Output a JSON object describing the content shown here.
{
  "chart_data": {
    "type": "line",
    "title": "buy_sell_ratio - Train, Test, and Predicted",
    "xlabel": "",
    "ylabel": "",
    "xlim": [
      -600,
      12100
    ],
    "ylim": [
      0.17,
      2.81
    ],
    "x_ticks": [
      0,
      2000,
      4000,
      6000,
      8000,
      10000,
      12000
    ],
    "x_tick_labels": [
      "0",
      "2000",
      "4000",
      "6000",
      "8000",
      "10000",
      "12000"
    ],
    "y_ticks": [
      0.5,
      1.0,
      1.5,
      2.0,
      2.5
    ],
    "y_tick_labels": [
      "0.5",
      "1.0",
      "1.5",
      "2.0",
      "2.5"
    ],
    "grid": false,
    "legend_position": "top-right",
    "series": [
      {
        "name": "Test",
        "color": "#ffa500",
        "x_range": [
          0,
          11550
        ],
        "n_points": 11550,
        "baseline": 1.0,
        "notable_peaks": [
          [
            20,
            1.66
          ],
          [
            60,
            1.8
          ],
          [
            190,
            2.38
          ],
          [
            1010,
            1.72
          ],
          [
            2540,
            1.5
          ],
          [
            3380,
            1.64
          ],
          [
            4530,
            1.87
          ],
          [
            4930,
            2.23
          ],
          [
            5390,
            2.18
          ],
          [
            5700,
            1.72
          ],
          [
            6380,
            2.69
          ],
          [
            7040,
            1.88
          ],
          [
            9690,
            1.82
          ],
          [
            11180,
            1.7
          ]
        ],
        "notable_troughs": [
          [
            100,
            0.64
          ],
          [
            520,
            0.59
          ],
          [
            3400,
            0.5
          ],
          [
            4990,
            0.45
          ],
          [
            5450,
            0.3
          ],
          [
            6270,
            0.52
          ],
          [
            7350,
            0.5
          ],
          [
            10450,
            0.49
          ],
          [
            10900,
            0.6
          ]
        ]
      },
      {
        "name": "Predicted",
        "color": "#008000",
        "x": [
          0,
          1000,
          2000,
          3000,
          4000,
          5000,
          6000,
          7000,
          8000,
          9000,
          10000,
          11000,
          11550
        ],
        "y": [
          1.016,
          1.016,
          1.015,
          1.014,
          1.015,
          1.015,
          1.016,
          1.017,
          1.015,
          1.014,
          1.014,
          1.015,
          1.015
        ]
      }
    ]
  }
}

·····

Direction: Return all of the above records exactly, leaving no line out.

Task solution:
Output a JSON object describing the content shown here.
{
  "chart_data": {
    "type": "line",
    "title": "buy_sell_ratio - Train, Test, and Predicted",
    "xlabel": "",
    "ylabel": "",
    "xlim": [
      -600,
      12100
    ],
    "ylim": [
      0.17,
      2.81
    ],
    "x_ticks": [
      0,
      2000,
      4000,
      6000,
      8000,
      10000,
      12000
    ],
    "x_tick_labels": [
      "0",
      "2000",
      "4000",
      "6000",
      "8000",
      "10000",
      "12000"
    ],
    "y_ticks": [
      0.5,
      1.0,
      1.5,
      2.0,
      2.5
    ],
    "y_tick_labels": [
      "0.5",
      "1.0",
      "1.5",
      "2.0",
      "2.5"
    ],
    "grid": false,
    "legend_position": "top-right",
    "series": [
      {
        "name": "Test",
        "color": "#ffa500",
        "x_range": [
          0,
          11550
        ],
        "n_points": 11550,
        "baseline": 1.0,
        "notable_peaks": [
          [
            20,
            1.66
          ],
          [
            60,
            1.8
          ],
          [
            190,
            2.38
          ],
          [
            1010,
            1.72
          ],
          [
            2540,
            1.5
          ],
          [
            3380,
            1.64
          ],
          [
            4530,
            1.87
          ],
          [
            4930,
            2.23
          ],
          [
            5390,
            2.18
          ],
          [
            5700,
            1.72
          ],
          [
            6380,
            2.69
          ],
          [
            7040,
            1.88
          ],
          [
            9690,
            1.82
          ],
          [
            11180,
            1.7
          ]
        ],
        "notable_troughs": [
          [
            100,
            0.64
          ],
          [
            520,
            0.59
          ],
          [
            3400,
            0.5
          ],
          [
            4990,
            0.45
          ],
          [
            5450,
            0.3
          ],
          [
            6270,
            0.52
          ],
          [
            7350,
            0.5
          ],
          [
            10450,
            0.49
          ],
          [
            10900,
            0.6
          ]
        ]
      },
      {
        "name": "Predicted",
        "color": "#008000",
        "x": [
          0,
          1000,
          2000,
          3000,
          4000,
          5000,
          6000,
          7000,
          8000,
          9000,
          10000,
          11000,
          11550
        ],
        "y": [
          1.016,
          1.016,
          1.015,
          1.014,
          1.015,
          1.015,
          1.016,
          1.017,
          1.015,
          1.014,
          1.014,
          1.015,
          1.015
        ]
      }
    ]
  }
}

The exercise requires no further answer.